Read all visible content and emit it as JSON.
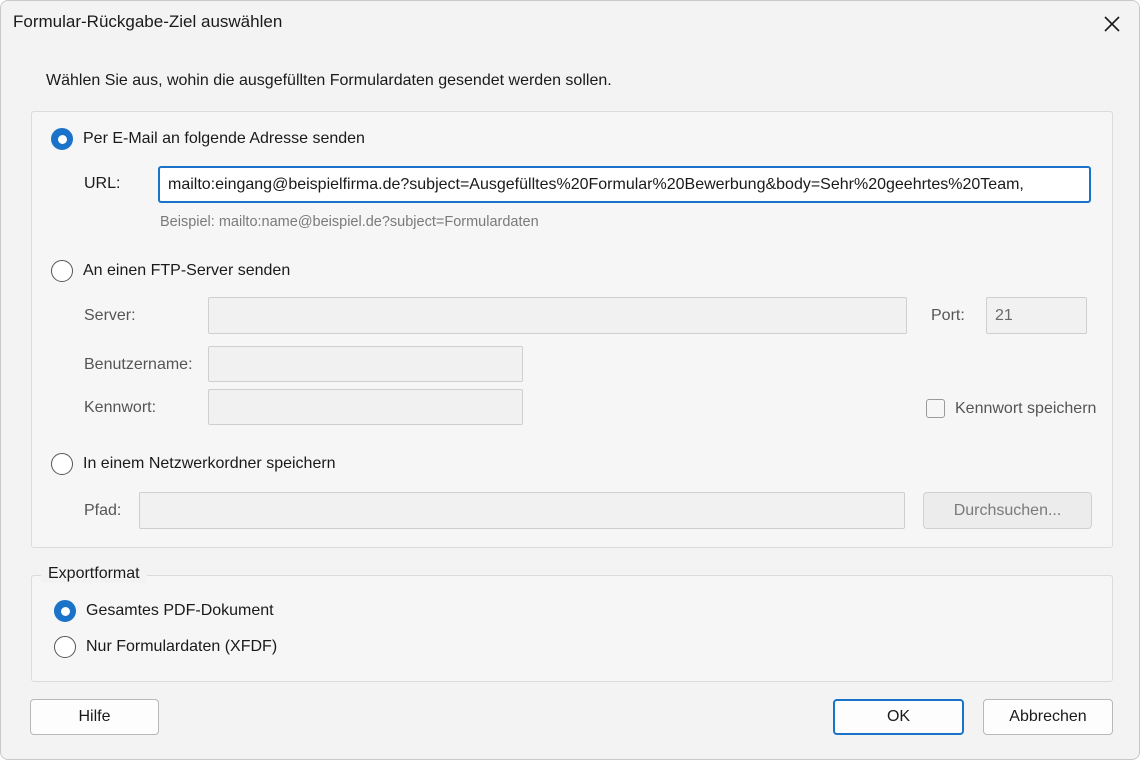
{
  "window": {
    "title": "Formular-Rückgabe-Ziel auswählen",
    "close_icon": "close-icon"
  },
  "intro_text": "Wählen Sie aus, wohin die ausgefüllten Formulardaten gesendet werden sollen.",
  "email_option": {
    "label": "Per E-Mail an folgende Adresse senden",
    "selected": true,
    "url_label": "URL:",
    "url_value": "mailto:eingang@beispielfirma.de?subject=Ausgefülltes%20Formular%20Bewerbung&body=Sehr%20geehrtes%20Team,",
    "example": "Beispiel: mailto:name@beispiel.de?subject=Formulardaten"
  },
  "ftp_option": {
    "label": "An einen FTP-Server senden",
    "selected": false,
    "server_label": "Server:",
    "server_value": "",
    "port_label": "Port:",
    "port_value": "21",
    "username_label": "Benutzername:",
    "username_value": "",
    "password_label": "Kennwort:",
    "password_value": "",
    "save_password_label": "Kennwort speichern",
    "save_password_checked": false
  },
  "network_option": {
    "label": "In einem Netzwerkordner speichern",
    "selected": false,
    "path_label": "Pfad:",
    "path_value": "",
    "browse_label": "Durchsuchen..."
  },
  "export_format": {
    "legend": "Exportformat",
    "options": [
      {
        "label": "Gesamtes PDF-Dokument",
        "selected": true
      },
      {
        "label": "Nur Formulardaten (XFDF)",
        "selected": false
      }
    ]
  },
  "buttons": {
    "help": "Hilfe",
    "ok": "OK",
    "cancel": "Abbrechen"
  },
  "colors": {
    "accent": "#1a73c9",
    "background": "#f3f3f3"
  }
}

* [Exercise details]:
Look through the entries above and report each line where the string "Kennwort" occurs.

* [Answer to the problem]:
    "password_label": "Kennwort:",
    "save_password_label": "Kennwort speichern",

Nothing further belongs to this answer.